Job: Quote the data below in full, please, without altering anything.

Data records:
++++++++
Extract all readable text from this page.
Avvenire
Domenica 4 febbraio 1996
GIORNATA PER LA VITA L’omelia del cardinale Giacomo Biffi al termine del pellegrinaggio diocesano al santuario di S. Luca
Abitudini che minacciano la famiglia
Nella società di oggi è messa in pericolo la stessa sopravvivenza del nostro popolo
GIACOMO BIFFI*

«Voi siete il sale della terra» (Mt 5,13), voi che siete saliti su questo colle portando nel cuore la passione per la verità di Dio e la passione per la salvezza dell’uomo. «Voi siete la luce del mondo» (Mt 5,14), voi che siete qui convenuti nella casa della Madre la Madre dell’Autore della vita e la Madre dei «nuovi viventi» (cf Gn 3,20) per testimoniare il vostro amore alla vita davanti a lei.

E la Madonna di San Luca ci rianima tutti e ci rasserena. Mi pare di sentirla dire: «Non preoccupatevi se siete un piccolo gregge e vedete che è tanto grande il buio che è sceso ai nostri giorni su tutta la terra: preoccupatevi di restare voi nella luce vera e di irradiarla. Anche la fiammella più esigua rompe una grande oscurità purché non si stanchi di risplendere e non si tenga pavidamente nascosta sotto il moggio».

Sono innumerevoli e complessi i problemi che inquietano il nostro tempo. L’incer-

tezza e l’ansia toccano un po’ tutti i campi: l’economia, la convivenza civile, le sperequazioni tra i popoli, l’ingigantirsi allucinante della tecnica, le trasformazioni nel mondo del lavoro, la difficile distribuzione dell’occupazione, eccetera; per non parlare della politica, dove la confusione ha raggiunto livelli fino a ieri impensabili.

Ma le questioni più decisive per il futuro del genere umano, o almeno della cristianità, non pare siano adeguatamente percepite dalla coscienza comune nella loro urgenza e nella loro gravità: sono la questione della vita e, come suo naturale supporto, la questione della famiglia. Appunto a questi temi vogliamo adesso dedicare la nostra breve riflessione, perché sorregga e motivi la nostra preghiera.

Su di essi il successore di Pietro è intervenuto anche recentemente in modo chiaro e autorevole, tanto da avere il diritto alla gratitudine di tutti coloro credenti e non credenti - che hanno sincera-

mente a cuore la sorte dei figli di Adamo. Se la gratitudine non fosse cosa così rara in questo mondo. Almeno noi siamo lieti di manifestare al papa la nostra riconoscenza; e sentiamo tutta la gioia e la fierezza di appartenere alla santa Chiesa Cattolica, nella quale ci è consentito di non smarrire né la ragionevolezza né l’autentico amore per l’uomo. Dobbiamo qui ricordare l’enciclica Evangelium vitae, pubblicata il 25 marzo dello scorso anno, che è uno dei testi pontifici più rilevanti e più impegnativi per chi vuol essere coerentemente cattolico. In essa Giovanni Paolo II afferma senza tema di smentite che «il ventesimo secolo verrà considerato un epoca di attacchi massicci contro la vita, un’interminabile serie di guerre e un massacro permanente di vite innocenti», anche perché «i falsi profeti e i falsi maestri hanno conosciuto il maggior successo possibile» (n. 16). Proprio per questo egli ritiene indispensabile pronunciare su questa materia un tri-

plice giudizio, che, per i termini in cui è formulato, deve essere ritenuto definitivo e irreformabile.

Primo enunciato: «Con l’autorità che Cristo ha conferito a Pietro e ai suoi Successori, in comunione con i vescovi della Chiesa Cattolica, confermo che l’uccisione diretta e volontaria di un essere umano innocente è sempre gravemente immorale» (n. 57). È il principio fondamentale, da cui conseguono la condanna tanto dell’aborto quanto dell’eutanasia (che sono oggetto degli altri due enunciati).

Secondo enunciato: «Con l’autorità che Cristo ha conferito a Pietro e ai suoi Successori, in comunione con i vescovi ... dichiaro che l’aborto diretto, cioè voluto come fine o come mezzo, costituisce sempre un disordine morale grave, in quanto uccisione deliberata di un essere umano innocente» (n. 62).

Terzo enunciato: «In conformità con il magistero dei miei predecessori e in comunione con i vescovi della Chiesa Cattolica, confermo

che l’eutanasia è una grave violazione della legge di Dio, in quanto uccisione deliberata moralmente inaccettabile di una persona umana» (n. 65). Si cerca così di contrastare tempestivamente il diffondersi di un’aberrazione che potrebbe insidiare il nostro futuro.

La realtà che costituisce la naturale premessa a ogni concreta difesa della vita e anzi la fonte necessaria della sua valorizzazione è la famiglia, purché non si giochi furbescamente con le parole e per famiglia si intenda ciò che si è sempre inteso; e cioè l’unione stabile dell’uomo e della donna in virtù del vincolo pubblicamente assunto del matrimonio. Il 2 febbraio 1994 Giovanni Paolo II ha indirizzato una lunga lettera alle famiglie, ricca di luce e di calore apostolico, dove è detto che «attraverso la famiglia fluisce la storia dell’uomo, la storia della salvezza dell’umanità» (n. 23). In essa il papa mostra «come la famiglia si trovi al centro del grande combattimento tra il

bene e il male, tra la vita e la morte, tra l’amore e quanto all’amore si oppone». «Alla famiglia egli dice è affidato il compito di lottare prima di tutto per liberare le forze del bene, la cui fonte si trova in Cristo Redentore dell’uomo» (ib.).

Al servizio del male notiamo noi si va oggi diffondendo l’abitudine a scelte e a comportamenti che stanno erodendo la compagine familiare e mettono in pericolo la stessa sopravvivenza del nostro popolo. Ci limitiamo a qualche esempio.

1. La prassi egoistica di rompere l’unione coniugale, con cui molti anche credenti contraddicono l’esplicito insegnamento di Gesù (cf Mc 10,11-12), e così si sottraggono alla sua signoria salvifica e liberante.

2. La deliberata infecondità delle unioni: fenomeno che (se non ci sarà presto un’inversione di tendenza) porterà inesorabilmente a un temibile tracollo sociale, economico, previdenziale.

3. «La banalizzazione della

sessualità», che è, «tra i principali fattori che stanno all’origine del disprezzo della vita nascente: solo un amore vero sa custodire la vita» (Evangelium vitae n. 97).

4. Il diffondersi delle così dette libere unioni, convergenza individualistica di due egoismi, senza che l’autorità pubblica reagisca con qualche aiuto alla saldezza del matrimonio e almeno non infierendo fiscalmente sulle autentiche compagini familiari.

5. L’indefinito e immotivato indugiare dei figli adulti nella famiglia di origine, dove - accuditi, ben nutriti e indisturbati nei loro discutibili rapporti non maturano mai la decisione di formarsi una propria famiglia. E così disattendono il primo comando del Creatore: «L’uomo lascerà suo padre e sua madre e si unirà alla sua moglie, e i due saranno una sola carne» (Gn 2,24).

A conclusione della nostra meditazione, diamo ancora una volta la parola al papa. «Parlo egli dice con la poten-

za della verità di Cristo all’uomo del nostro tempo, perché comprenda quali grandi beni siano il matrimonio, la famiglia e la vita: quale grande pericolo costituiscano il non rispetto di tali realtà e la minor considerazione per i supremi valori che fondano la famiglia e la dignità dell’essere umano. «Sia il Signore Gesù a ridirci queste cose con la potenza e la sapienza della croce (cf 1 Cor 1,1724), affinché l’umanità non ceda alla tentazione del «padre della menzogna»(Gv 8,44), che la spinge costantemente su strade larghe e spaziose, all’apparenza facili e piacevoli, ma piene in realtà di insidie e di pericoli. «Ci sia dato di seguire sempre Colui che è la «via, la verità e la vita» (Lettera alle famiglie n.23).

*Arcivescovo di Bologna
++++++++
Complete output:
Extract all readable text from this page.
Avvenire
Domenica 4 febbraio 1996
GIORNATA PER LA VITA L’omelia del cardinale Giacomo Biffi al termine del pellegrinaggio diocesano al santuario di S. Luca
Abitudini che minacciano la famiglia
Nella società di oggi è messa in pericolo la stessa sopravvivenza del nostro popolo
GIACOMO BIFFI*

«Voi siete il sale della terra» (Mt 5,13), voi che siete saliti su questo colle portando nel cuore la passione per la verità di Dio e la passione per la salvezza dell’uomo. «Voi siete la luce del mondo» (Mt 5,14), voi che siete qui convenuti nella casa della Madre la Madre dell’Autore della vita e la Madre dei «nuovi viventi» (cf Gn 3,20) per testimoniare il vostro amore alla vita davanti a lei.

E la Madonna di San Luca ci rianima tutti e ci rasserena. Mi pare di sentirla dire: «Non preoccupatevi se siete un piccolo gregge e vedete che è tanto grande il buio che è sceso ai nostri giorni su tutta la terra: preoccupatevi di restare voi nella luce vera e di irradiarla. Anche la fiammella più esigua rompe una grande oscurità purché non si stanchi di risplendere e non si tenga pavidamente nascosta sotto il moggio».

Sono innumerevoli e complessi i problemi che inquietano il nostro tempo. L’incer-

tezza e l’ansia toccano un po’ tutti i campi: l’economia, la convivenza civile, le sperequazioni tra i popoli, l’ingigantirsi allucinante della tecnica, le trasformazioni nel mondo del lavoro, la difficile distribuzione dell’occupazione, eccetera; per non parlare della politica, dove la confusione ha raggiunto livelli fino a ieri impensabili.

Ma le questioni più decisive per il futuro del genere umano, o almeno della cristianità, non pare siano adeguatamente percepite dalla coscienza comune nella loro urgenza e nella loro gravità: sono la questione della vita e, come suo naturale supporto, la questione della famiglia. Appunto a questi temi vogliamo adesso dedicare la nostra breve riflessione, perché sorregga e motivi la nostra preghiera.

Su di essi il successore di Pietro è intervenuto anche recentemente in modo chiaro e autorevole, tanto da avere il diritto alla gratitudine di tutti coloro credenti e non credenti - che hanno sincera-

mente a cuore la sorte dei figli di Adamo. Se la gratitudine non fosse cosa così rara in questo mondo. Almeno noi siamo lieti di manifestare al papa la nostra riconoscenza; e sentiamo tutta la gioia e la fierezza di appartenere alla santa Chiesa Cattolica, nella quale ci è consentito di non smarrire né la ragionevolezza né l’autentico amore per l’uomo. Dobbiamo qui ricordare l’enciclica Evangelium vitae, pubblicata il 25 marzo dello scorso anno, che è uno dei testi pontifici più rilevanti e più impegnativi per chi vuol essere coerentemente cattolico. In essa Giovanni Paolo II afferma senza tema di smentite che «il ventesimo secolo verrà considerato un epoca di attacchi massicci contro la vita, un’interminabile serie di guerre e un massacro permanente di vite innocenti», anche perché «i falsi profeti e i falsi maestri hanno conosciuto il maggior successo possibile» (n. 16). Proprio per questo egli ritiene indispensabile pronunciare su questa materia un tri-

plice giudizio, che, per i termini in cui è formulato, deve essere ritenuto definitivo e irreformabile.

Primo enunciato: «Con l’autorità che Cristo ha conferito a Pietro e ai suoi Successori, in comunione con i vescovi della Chiesa Cattolica, confermo che l’uccisione diretta e volontaria di un essere umano innocente è sempre gravemente immorale» (n. 57). È il principio fondamentale, da cui conseguono la condanna tanto dell’aborto quanto dell’eutanasia (che sono oggetto degli altri due enunciati).

Secondo enunciato: «Con l’autorità che Cristo ha conferito a Pietro e ai suoi Successori, in comunione con i vescovi ... dichiaro che l’aborto diretto, cioè voluto come fine o come mezzo, costituisce sempre un disordine morale grave, in quanto uccisione deliberata di un essere umano innocente» (n. 62).

Terzo enunciato: «In conformità con il magistero dei miei predecessori e in comunione con i vescovi della Chiesa Cattolica, confermo

che l’eutanasia è una grave violazione della legge di Dio, in quanto uccisione deliberata moralmente inaccettabile di una persona umana» (n. 65). Si cerca così di contrastare tempestivamente il diffondersi di un’aberrazione che potrebbe insidiare il nostro futuro.

La realtà che costituisce la naturale premessa a ogni concreta difesa della vita e anzi la fonte necessaria della sua valorizzazione è la famiglia, purché non si giochi furbescamente con le parole e per famiglia si intenda ciò che si è sempre inteso; e cioè l’unione stabile dell’uomo e della donna in virtù del vincolo pubblicamente assunto del matrimonio. Il 2 febbraio 1994 Giovanni Paolo II ha indirizzato una lunga lettera alle famiglie, ricca di luce e di calore apostolico, dove è detto che «attraverso la famiglia fluisce la storia dell’uomo, la storia della salvezza dell’umanità» (n. 23). In essa il papa mostra «come la famiglia si trovi al centro del grande combattimento tra il

bene e il male, tra la vita e la morte, tra l’amore e quanto all’amore si oppone». «Alla famiglia egli dice è affidato il compito di lottare prima di tutto per liberare le forze del bene, la cui fonte si trova in Cristo Redentore dell’uomo» (ib.).

Al servizio del male notiamo noi si va oggi diffondendo l’abitudine a scelte e a comportamenti che stanno erodendo la compagine familiare e mettono in pericolo la stessa sopravvivenza del nostro popolo. Ci limitiamo a qualche esempio.

1. La prassi egoistica di rompere l’unione coniugale, con cui molti anche credenti contraddicono l’esplicito insegnamento di Gesù (cf Mc 10,11-12), e così si sottraggono alla sua signoria salvifica e liberante.

2. La deliberata infecondità delle unioni: fenomeno che (se non ci sarà presto un’inversione di tendenza) porterà inesorabilmente a un temibile tracollo sociale, economico, previdenziale.

3. «La banalizzazione della

sessualità», che è, «tra i principali fattori che stanno all’origine del disprezzo della vita nascente: solo un amore vero sa custodire la vita» (Evangelium vitae n. 97).

4. Il diffondersi delle così dette libere unioni, convergenza individualistica di due egoismi, senza che l’autorità pubblica reagisca con qualche aiuto alla saldezza del matrimonio e almeno non infierendo fiscalmente sulle autentiche compagini familiari.

5. L’indefinito e immotivato indugiare dei figli adulti nella famiglia di origine, dove - accuditi, ben nutriti e indisturbati nei loro discutibili rapporti non maturano mai la decisione di formarsi una propria famiglia. E così disattendono il primo comando del Creatore: «L’uomo lascerà suo padre e sua madre e si unirà alla sua moglie, e i due saranno una sola carne» (Gn 2,24).

A conclusione della nostra meditazione, diamo ancora una volta la parola al papa. «Parlo egli dice con la poten-

za della verità di Cristo all’uomo del nostro tempo, perché comprenda quali grandi beni siano il matrimonio, la famiglia e la vita: quale grande pericolo costituiscano il non rispetto di tali realtà e la minor considerazione per i supremi valori che fondano la famiglia e la dignità dell’essere umano. «Sia il Signore Gesù a ridirci queste cose con la potenza e la sapienza della croce (cf 1 Cor 1,1724), affinché l’umanità non ceda alla tentazione del «padre della menzogna»(Gv 8,44), che la spinge costantemente su strade larghe e spaziose, all’apparenza facili e piacevoli, ma piene in realtà di insidie e di pericoli. «Ci sia dato di seguire sempre Colui che è la «via, la verità e la vita» (Lettera alle famiglie n.23).

*Arcivescovo di Bologna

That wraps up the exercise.